> TASK OBJECTIVE
List, from the lines below, each one with "include" in it.

> DATA TO PROCESS

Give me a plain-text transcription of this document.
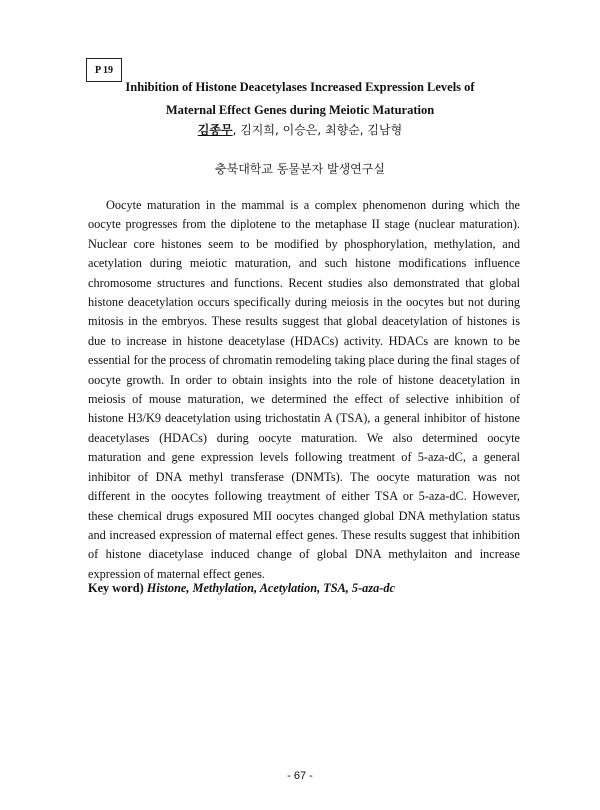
P 19
Inhibition of Histone Deacetylases Increased Expression Levels of
Maternal Effect Genes during Meiotic Maturation
김종무, 김지희, 이승은, 최향순, 김남형
충북대학교 동물분자 발생연구실

Oocyte maturation in the mammal is a complex phenomenon during which the oocyte progresses from the diplotene to the metaphase II stage (nuclear maturation). Nuclear core histones seem to be modified by phosphorylation, methylation, and acetylation during meiotic maturation, and such histone modifications influence chromosome structures and functions. Recent studies also demonstrated that global histone deacetylation occurs specifically during meiosis in the oocytes but not during mitosis in the embryos. These results suggest that global deacetylation of histones is due to increase in histone deacetylase (HDACs) activity. HDACs are known to be essential for the process of chromatin remodeling taking place during the final stages of oocyte growth. In order to obtain insights into the role of histone deacetylation in meiosis of mouse maturation, we determined the effect of selective inhibition of histone H3/K9 deacetylation using trichostatin A (TSA), a general inhibitor of histone deacetylases (HDACs) during oocyte maturation. We also determined oocyte maturation and gene expression levels following treatment of 5-aza-dC, a general inhibitor of DNA methyl transferase (DNMTs). The oocyte maturation was not different in the oocytes following treaytment of either TSA or 5-aza-dC. However, these chemical drugs exposured MII oocytes changed global DNA methylation status and increased expression of maternal effect genes. These results suggest that inhibition of histone diacetylase induced change of global DNA methylaiton and increase expression of maternal effect genes.

Key word) Histone, Methylation, Acetylation, TSA, 5-aza-dc
- 67 -
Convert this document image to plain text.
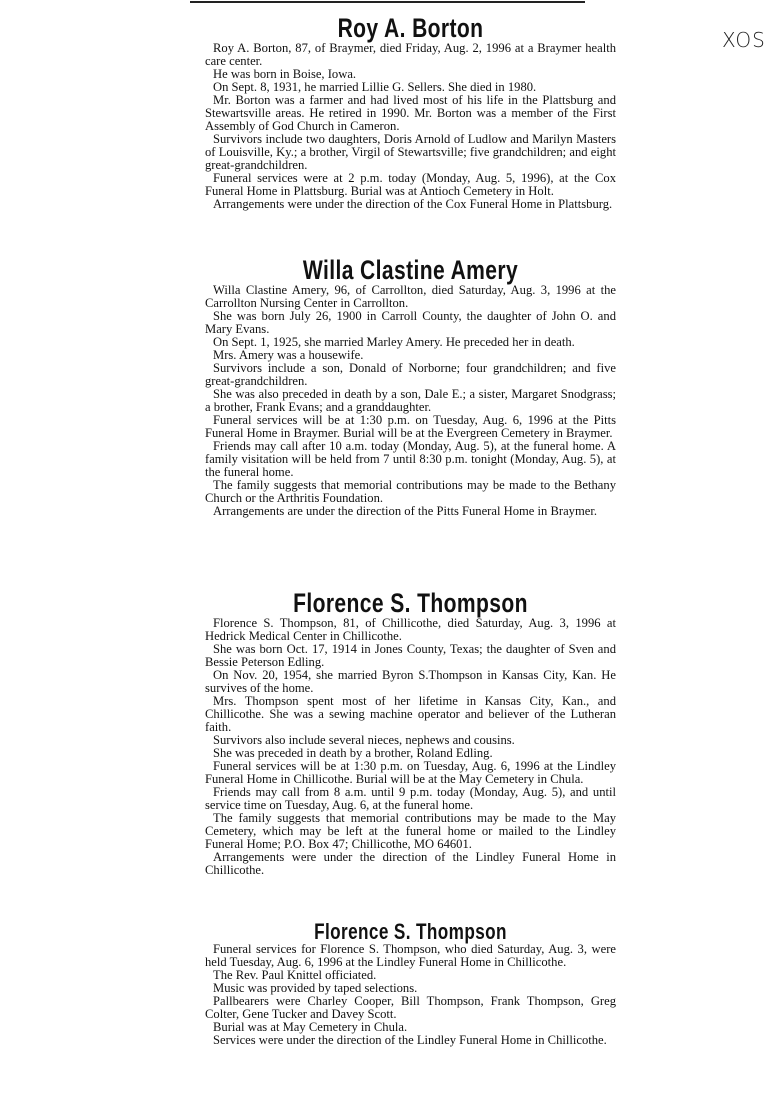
XOS
Roy A. Borton

Roy A. Borton, 87, of Braymer, died Friday, Aug. 2, 1996 at a Braymer health care center.

He was born in Boise, Iowa.

On Sept. 8, 1931, he married Lillie G. Sellers. She died in 1980.

Mr. Borton was a farmer and had lived most of his life in the Plattsburg and Stewartsville areas. He retired in 1990. Mr. Borton was a member of the First Assembly of God Church in Cameron.

Survivors include two daughters, Doris Arnold of Ludlow and Marilyn Masters of Louisville, Ky.; a brother, Virgil of Stewartsville; five grandchildren; and eight great-grandchildren.

Funeral services were at 2 p.m. today (Monday, Aug. 5, 1996), at the Cox Funeral Home in Plattsburg. Burial was at Antioch Cemetery in Holt.

Arrangements were under the direction of the Cox Funeral Home in Plattsburg.

Willa Clastine Amery

Willa Clastine Amery, 96, of Carrollton, died Saturday, Aug. 3, 1996 at the Carrollton Nursing Center in Carrollton.

She was born July 26, 1900 in Carroll County, the daughter of John O. and Mary Evans.

On Sept. 1, 1925, she married Marley Amery. He preceded her in death.

Mrs. Amery was a housewife.

Survivors include a son, Donald of Norborne; four grandchildren; and five great-grandchildren.

She was also preceded in death by a son, Dale E.; a sister, Margaret Snodgrass; a brother, Frank Evans; and a granddaughter.

Funeral services will be at 1:30 p.m. on Tuesday, Aug. 6, 1996 at the Pitts Funeral Home in Braymer. Burial will be at the Evergreen Cemetery in Braymer.

Friends may call after 10 a.m. today (Monday, Aug. 5), at the funeral home. A family visitation will be held from 7 until 8:30 p.m. tonight (Monday, Aug. 5), at the funeral home.

The family suggests that memorial contributions may be made to the Bethany Church or the Arthritis Foundation.

Arrangements are under the direction of the Pitts Funeral Home in Braymer.

Florence S. Thompson

Florence S. Thompson, 81, of Chillicothe, died Saturday, Aug. 3, 1996 at Hedrick Medical Center in Chillicothe.

She was born Oct. 17, 1914 in Jones County, Texas; the daughter of Sven and Bessie Peterson Edling.

On Nov. 20, 1954, she married Byron S.Thompson in Kansas City, Kan. He survives of the home.

Mrs. Thompson spent most of her lifetime in Kansas City, Kan., and Chillicothe. She was a sewing machine operator and believer of the Lutheran faith.

Survivors also include several nieces, nephews and cousins.

She was preceded in death by a brother, Roland Edling.

Funeral services will be at 1:30 p.m. on Tuesday, Aug. 6, 1996 at the Lindley Funeral Home in Chillicothe. Burial will be at the May Cemetery in Chula.

Friends may call from 8 a.m. until 9 p.m. today (Monday, Aug. 5), and until service time on Tuesday, Aug. 6, at the funeral home.

The family suggests that memorial contributions may be made to the May Cemetery, which may be left at the funeral home or mailed to the Lindley Funeral Home; P.O. Box 47; Chillicothe, MO 64601.

Arrangements were under the direction of the Lindley Funeral Home in Chillicothe.

Florence S. Thompson

Funeral services for Florence S. Thompson, who died Saturday, Aug. 3, were held Tuesday, Aug. 6, 1996 at the Lindley Funeral Home in Chillicothe.

The Rev. Paul Knittel officiated.

Music was provided by taped selections.

Pallbearers were Charley Cooper, Bill Thompson, Frank Thompson, Greg Colter, Gene Tucker and Davey Scott.

Burial was at May Cemetery in Chula.

Services were under the direction of the Lindley Funeral Home in Chillicothe.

> RESPONSE
Survivors include two daughters, Doris Arnold of Ludlow and Marilyn Masters of Louisville, Ky.; a brother, Virgil of Stewartsville; five grandchildren; and eight great-grandchildren.
Survivors include a son, Donald of Norborne; four grandchildren; and five great-grandchildren.
Survivors also include several nieces, nephews and cousins.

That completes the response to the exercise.